§ What is being asked:
Return every record below exactly as written, but leave out the pictures.

Data excerpts:
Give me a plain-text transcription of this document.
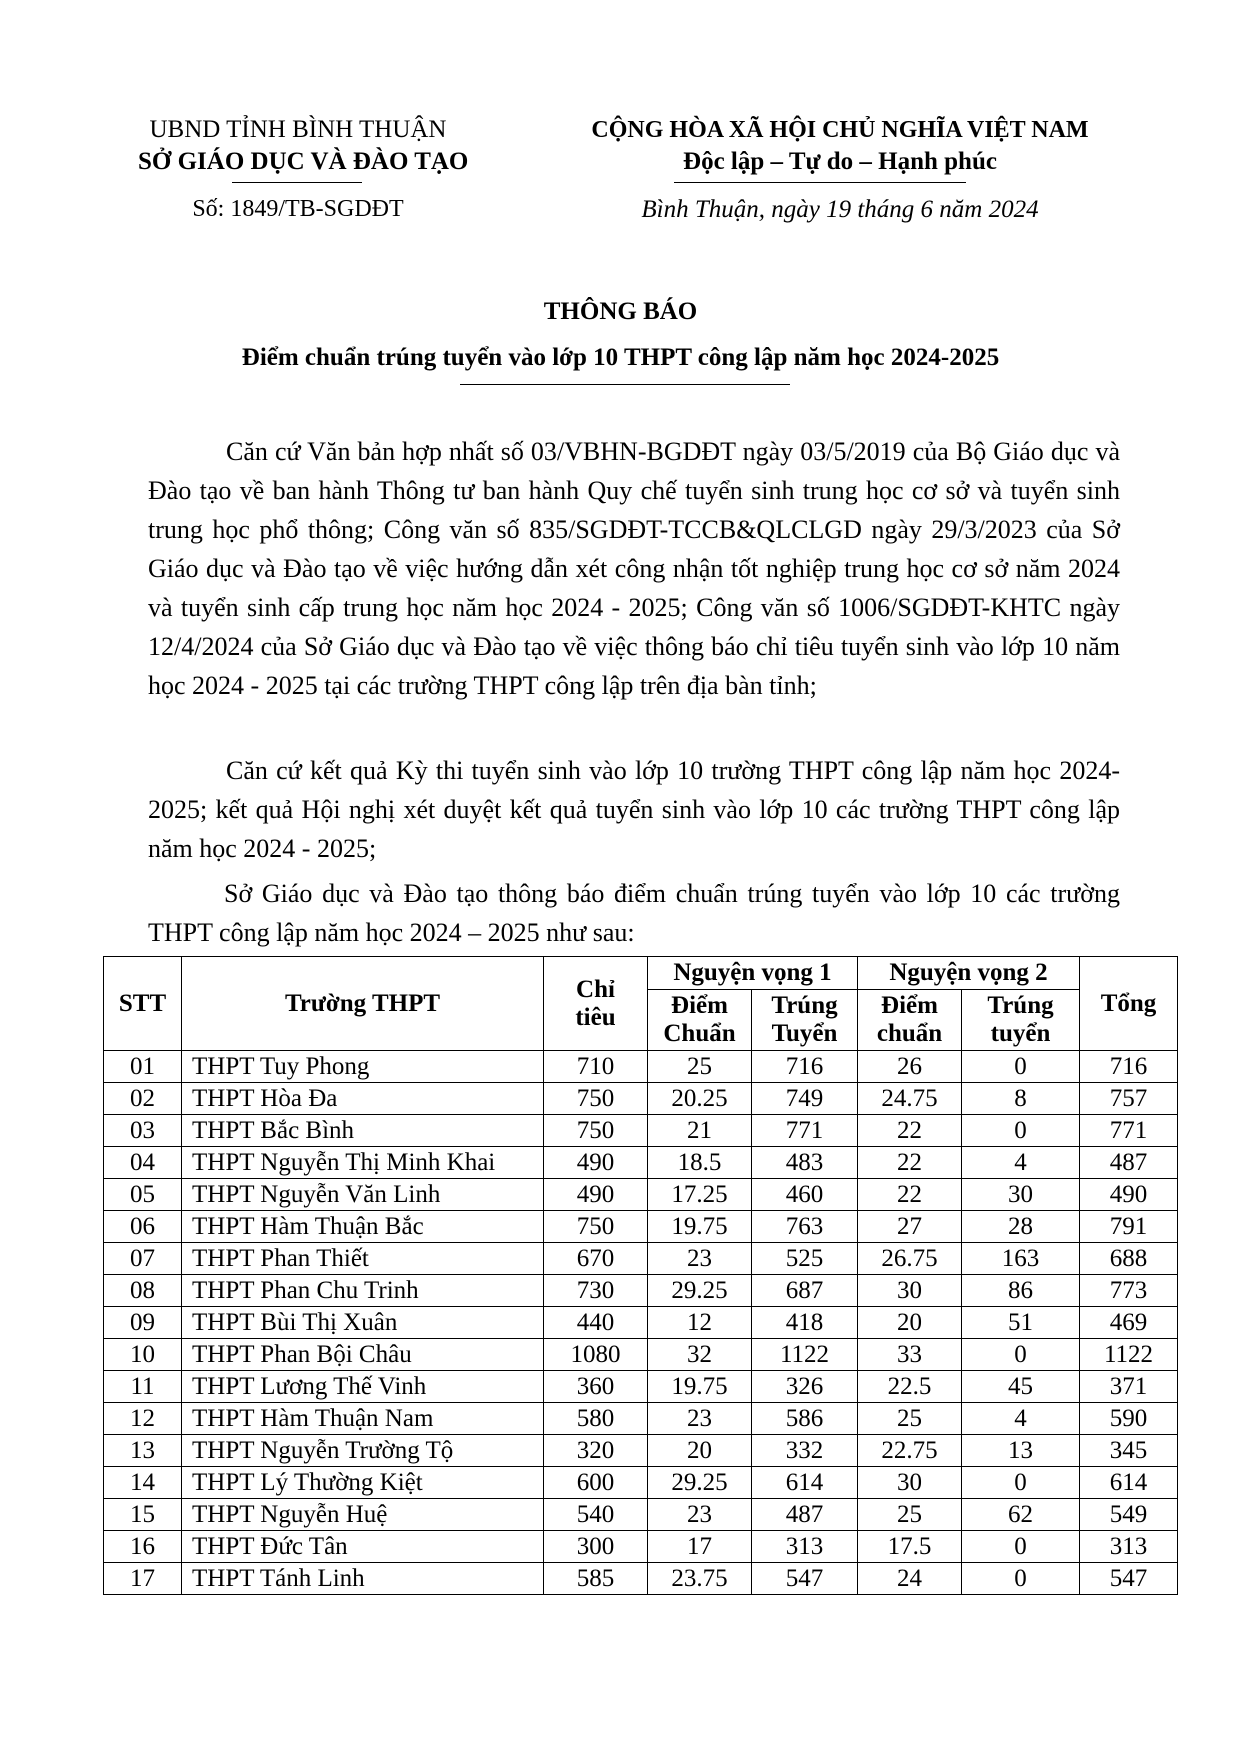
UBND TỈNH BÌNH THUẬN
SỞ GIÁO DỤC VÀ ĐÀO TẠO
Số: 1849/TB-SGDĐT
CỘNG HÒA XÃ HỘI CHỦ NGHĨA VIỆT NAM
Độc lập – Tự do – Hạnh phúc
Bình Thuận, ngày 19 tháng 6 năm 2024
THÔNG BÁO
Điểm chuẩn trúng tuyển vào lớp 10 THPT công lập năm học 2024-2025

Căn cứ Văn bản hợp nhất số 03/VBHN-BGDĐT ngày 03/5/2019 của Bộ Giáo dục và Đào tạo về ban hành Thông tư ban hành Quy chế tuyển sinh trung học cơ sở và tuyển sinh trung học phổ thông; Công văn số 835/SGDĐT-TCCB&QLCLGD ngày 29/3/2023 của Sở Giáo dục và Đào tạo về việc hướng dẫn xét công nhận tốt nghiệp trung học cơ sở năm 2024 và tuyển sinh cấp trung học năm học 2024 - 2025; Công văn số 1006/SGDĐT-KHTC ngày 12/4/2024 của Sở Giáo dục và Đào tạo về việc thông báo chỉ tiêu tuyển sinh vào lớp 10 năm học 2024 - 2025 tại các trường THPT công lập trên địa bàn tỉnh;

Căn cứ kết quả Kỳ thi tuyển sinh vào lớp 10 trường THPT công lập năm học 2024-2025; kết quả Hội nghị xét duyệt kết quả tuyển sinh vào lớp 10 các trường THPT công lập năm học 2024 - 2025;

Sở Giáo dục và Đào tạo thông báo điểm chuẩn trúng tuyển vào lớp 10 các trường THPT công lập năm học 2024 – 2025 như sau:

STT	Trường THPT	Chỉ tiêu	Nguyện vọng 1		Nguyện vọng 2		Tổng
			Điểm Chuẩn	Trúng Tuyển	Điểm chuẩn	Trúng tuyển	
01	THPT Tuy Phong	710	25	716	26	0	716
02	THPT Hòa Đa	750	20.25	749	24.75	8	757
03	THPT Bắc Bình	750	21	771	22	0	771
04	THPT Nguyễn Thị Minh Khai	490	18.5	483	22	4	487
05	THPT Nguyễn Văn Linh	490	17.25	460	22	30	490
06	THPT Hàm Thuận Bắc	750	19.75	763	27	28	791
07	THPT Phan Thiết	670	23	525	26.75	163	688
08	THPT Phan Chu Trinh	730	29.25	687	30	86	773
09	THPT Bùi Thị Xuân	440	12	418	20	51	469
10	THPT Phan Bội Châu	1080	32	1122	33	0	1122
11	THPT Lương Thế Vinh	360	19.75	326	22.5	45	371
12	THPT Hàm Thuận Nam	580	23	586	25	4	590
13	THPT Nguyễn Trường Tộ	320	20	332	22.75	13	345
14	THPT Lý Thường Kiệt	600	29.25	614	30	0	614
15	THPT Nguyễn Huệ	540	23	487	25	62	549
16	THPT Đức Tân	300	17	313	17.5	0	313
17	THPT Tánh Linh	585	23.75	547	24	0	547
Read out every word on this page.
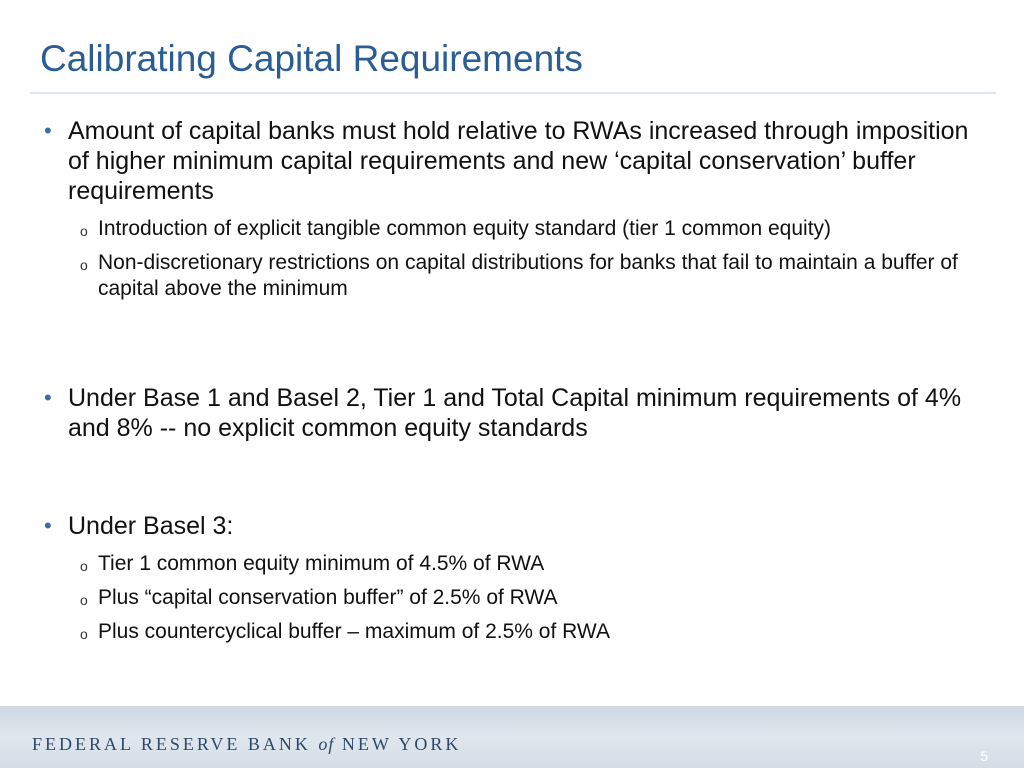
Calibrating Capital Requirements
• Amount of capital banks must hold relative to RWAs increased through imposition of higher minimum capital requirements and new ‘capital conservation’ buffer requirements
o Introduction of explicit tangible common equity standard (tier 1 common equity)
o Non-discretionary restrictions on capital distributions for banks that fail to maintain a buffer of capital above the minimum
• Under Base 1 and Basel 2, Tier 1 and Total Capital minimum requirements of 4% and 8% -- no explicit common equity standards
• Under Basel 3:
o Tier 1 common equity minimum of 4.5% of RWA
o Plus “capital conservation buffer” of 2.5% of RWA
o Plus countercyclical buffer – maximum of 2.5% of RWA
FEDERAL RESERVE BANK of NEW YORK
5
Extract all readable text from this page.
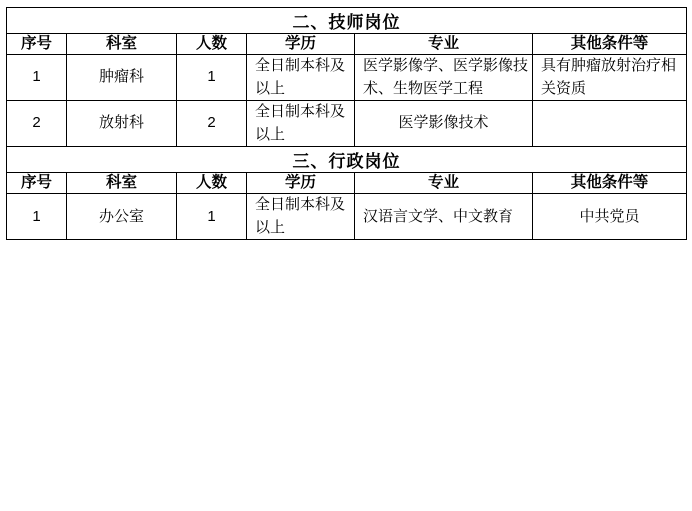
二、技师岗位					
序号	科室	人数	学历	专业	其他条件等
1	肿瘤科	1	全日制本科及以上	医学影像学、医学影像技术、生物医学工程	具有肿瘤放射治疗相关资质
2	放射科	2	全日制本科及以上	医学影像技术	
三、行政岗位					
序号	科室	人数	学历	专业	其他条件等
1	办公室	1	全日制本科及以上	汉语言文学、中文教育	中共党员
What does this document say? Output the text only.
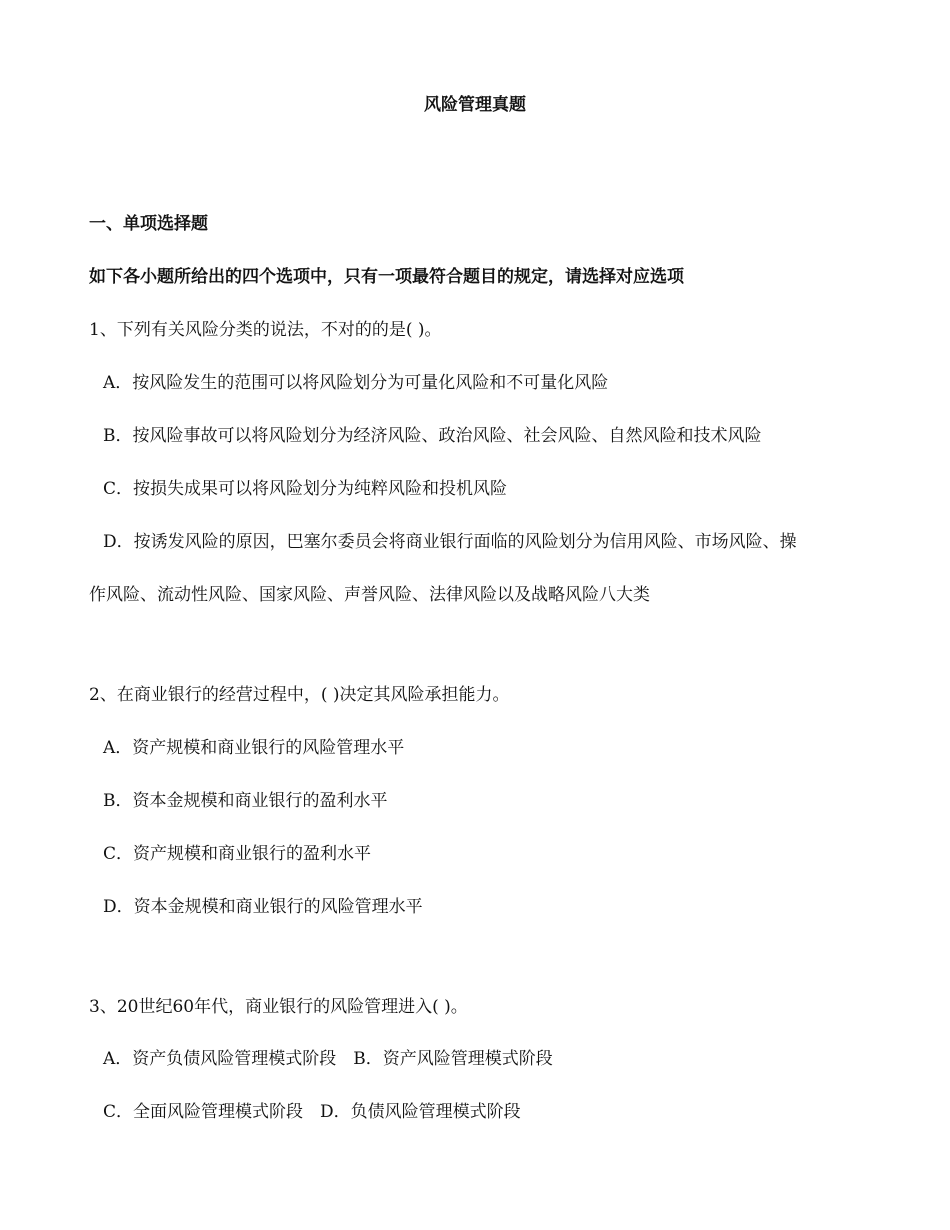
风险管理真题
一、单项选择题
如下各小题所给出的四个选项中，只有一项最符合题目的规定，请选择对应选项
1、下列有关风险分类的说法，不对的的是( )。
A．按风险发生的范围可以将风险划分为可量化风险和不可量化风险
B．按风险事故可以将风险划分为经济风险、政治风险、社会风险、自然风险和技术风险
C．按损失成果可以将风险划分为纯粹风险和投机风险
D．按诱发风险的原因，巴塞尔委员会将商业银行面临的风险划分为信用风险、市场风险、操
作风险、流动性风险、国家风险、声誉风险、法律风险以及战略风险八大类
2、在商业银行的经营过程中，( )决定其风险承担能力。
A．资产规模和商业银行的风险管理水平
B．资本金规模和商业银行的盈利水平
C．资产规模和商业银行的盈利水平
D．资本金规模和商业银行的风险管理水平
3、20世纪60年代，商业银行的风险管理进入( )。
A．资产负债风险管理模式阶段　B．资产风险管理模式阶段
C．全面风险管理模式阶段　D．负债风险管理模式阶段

§ Problem solution:
Give me a plain-text transcription of this document.
UBND TỈNH BÌNH THUẬN
SỞ GIÁO DỤC VÀ ĐÀO TẠO
Số: 1849/TB-SGDĐT
CỘNG HÒA XÃ HỘI CHỦ NGHĨA VIỆT NAM
Độc lập – Tự do – Hạnh phúc
Bình Thuận, ngày 19 tháng 6 năm 2024
THÔNG BÁO
Điểm chuẩn trúng tuyển vào lớp 10 THPT công lập năm học 2024-2025

Căn cứ Văn bản hợp nhất số 03/VBHN-BGDĐT ngày 03/5/2019 của Bộ Giáo dục và Đào tạo về ban hành Thông tư ban hành Quy chế tuyển sinh trung học cơ sở và tuyển sinh trung học phổ thông; Công văn số 835/SGDĐT-TCCB&QLCLGD ngày 29/3/2023 của Sở Giáo dục và Đào tạo về việc hướng dẫn xét công nhận tốt nghiệp trung học cơ sở năm 2024 và tuyển sinh cấp trung học năm học 2024 - 2025; Công văn số 1006/SGDĐT-KHTC ngày 12/4/2024 của Sở Giáo dục và Đào tạo về việc thông báo chỉ tiêu tuyển sinh vào lớp 10 năm học 2024 - 2025 tại các trường THPT công lập trên địa bàn tỉnh;

Căn cứ kết quả Kỳ thi tuyển sinh vào lớp 10 trường THPT công lập năm học 2024-2025; kết quả Hội nghị xét duyệt kết quả tuyển sinh vào lớp 10 các trường THPT công lập năm học 2024 - 2025;

Sở Giáo dục và Đào tạo thông báo điểm chuẩn trúng tuyển vào lớp 10 các trường THPT công lập năm học 2024 – 2025 như sau:

STT	Trường THPT	Chỉ tiêu	Nguyện vọng 1		Nguyện vọng 2		Tổng
			Điểm Chuẩn	Trúng Tuyển	Điểm chuẩn	Trúng tuyển	
01	THPT Tuy Phong	710	25	716	26	0	716
02	THPT Hòa Đa	750	20.25	749	24.75	8	757
03	THPT Bắc Bình	750	21	771	22	0	771
04	THPT Nguyễn Thị Minh Khai	490	18.5	483	22	4	487
05	THPT Nguyễn Văn Linh	490	17.25	460	22	30	490
06	THPT Hàm Thuận Bắc	750	19.75	763	27	28	791
07	THPT Phan Thiết	670	23	525	26.75	163	688
08	THPT Phan Chu Trinh	730	29.25	687	30	86	773
09	THPT Bùi Thị Xuân	440	12	418	20	51	469
10	THPT Phan Bội Châu	1080	32	1122	33	0	1122
11	THPT Lương Thế Vinh	360	19.75	326	22.5	45	371
12	THPT Hàm Thuận Nam	580	23	586	25	4	590
13	THPT Nguyễn Trường Tộ	320	20	332	22.75	13	345
14	THPT Lý Thường Kiệt	600	29.25	614	30	0	614
15	THPT Nguyễn Huệ	540	23	487	25	62	549
16	THPT Đức Tân	300	17	313	17.5	0	313
17	THPT Tánh Linh	585	23.75	547	24	0	547
Read out every word on this page.
Calibrating Capital Requirements
• Amount of capital banks must hold relative to RWAs increased through imposition of higher minimum capital requirements and new ‘capital conservation’ buffer requirements
o Introduction of explicit tangible common equity standard (tier 1 common equity)
o Non-discretionary restrictions on capital distributions for banks that fail to maintain a buffer of capital above the minimum
• Under Base 1 and Basel 2, Tier 1 and Total Capital minimum requirements of 4% and 8% -- no explicit common equity standards
• Under Basel 3:
o Tier 1 common equity minimum of 4.5% of RWA
o Plus “capital conservation buffer” of 2.5% of RWA
o Plus countercyclical buffer – maximum of 2.5% of RWA
FEDERAL RESERVE BANK of NEW YORK
5
Extract all readable text from this page.
二、技师岗位					
序号	科室	人数	学历	专业	其他条件等
1	肿瘤科	1	全日制本科及以上	医学影像学、医学影像技术、生物医学工程	具有肿瘤放射治疗相关资质
2	放射科	2	全日制本科及以上	医学影像技术	
三、行政岗位					
序号	科室	人数	学历	专业	其他条件等
1	办公室	1	全日制本科及以上	汉语言文学、中文教育	中共党员
What does this document say? Output the text only.
风险管理真题
一、单项选择题
如下各小题所给出的四个选项中，只有一项最符合题目的规定，请选择对应选项
1、下列有关风险分类的说法，不对的的是( )。
A．按风险发生的范围可以将风险划分为可量化风险和不可量化风险
B．按风险事故可以将风险划分为经济风险、政治风险、社会风险、自然风险和技术风险
C．按损失成果可以将风险划分为纯粹风险和投机风险
D．按诱发风险的原因，巴塞尔委员会将商业银行面临的风险划分为信用风险、市场风险、操
作风险、流动性风险、国家风险、声誉风险、法律风险以及战略风险八大类
2、在商业银行的经营过程中，( )决定其风险承担能力。
A．资产规模和商业银行的风险管理水平
B．资本金规模和商业银行的盈利水平
C．资产规模和商业银行的盈利水平
D．资本金规模和商业银行的风险管理水平
3、20世纪60年代，商业银行的风险管理进入( )。
A．资产负债风险管理模式阶段　B．资产风险管理模式阶段
C．全面风险管理模式阶段　D．负债风险管理模式阶段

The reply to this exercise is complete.